Records from a collection ->
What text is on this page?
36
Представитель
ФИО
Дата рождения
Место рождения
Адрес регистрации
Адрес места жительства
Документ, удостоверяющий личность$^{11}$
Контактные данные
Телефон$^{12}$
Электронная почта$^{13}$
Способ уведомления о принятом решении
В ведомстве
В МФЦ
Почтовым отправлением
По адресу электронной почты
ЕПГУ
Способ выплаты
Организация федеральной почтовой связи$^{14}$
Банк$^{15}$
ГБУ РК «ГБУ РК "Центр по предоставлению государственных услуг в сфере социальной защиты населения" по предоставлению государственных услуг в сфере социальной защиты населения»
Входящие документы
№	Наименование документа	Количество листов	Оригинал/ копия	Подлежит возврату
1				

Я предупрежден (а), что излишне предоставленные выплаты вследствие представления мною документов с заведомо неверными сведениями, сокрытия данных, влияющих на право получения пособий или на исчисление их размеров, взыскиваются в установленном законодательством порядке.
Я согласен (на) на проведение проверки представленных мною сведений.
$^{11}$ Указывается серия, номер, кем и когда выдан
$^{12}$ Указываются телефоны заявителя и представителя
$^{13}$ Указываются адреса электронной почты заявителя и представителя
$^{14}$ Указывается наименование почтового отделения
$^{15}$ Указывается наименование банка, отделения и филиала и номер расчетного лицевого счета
...
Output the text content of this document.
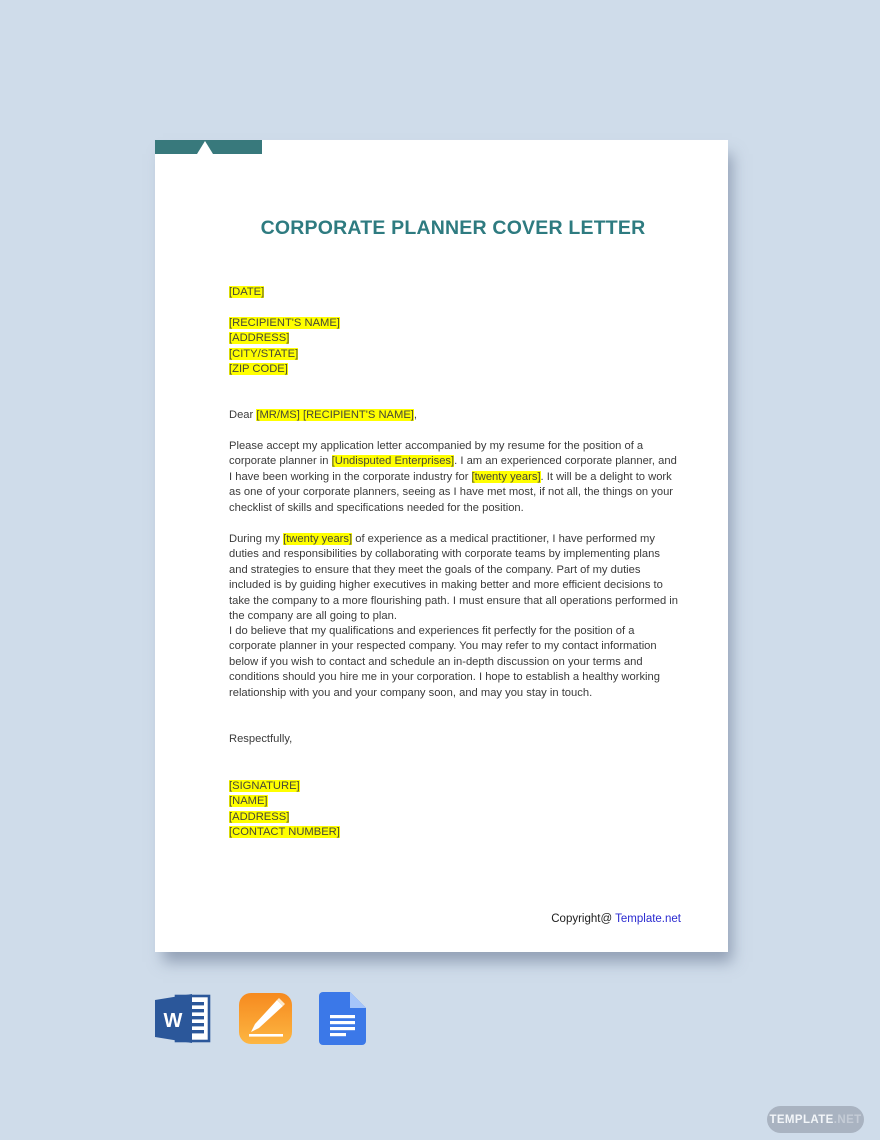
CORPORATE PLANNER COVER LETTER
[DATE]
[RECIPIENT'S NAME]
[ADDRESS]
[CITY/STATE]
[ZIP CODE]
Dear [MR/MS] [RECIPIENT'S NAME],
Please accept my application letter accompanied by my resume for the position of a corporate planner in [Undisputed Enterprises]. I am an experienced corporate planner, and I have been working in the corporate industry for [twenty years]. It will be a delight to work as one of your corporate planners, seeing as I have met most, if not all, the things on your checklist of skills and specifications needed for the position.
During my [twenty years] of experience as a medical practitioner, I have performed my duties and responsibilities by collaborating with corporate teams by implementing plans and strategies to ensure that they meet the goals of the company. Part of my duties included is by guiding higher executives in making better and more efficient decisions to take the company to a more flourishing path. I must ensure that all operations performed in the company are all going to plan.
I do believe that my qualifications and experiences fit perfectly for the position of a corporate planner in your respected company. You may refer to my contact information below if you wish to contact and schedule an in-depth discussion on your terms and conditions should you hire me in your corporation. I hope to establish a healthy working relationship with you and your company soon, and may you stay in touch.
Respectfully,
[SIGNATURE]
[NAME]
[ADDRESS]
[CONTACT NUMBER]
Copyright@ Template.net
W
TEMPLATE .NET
...
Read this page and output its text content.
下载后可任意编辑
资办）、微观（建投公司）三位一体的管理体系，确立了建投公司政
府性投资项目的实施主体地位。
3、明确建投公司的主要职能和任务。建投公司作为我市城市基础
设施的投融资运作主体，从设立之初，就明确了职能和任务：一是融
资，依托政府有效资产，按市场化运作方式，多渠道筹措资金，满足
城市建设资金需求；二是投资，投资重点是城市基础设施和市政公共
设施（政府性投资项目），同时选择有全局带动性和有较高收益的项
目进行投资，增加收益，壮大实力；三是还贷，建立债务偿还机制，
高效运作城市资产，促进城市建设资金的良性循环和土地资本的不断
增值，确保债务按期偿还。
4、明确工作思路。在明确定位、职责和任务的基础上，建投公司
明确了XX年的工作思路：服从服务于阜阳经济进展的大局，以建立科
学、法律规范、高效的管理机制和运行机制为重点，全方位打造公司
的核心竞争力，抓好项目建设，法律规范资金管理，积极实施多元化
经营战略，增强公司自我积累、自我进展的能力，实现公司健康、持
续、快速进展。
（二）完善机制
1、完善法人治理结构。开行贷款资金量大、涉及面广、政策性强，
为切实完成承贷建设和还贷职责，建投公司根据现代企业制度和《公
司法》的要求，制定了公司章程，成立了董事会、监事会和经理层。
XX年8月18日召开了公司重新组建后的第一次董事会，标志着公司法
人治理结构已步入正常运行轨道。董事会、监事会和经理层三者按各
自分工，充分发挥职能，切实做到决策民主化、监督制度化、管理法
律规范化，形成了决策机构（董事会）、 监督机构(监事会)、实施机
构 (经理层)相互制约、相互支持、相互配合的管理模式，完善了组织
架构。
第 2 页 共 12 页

SHORT EXERCISE ->
Only the number is wanted: how many lines above include the word "почты"?

RESPONSE TO THE EXERCISE ->
2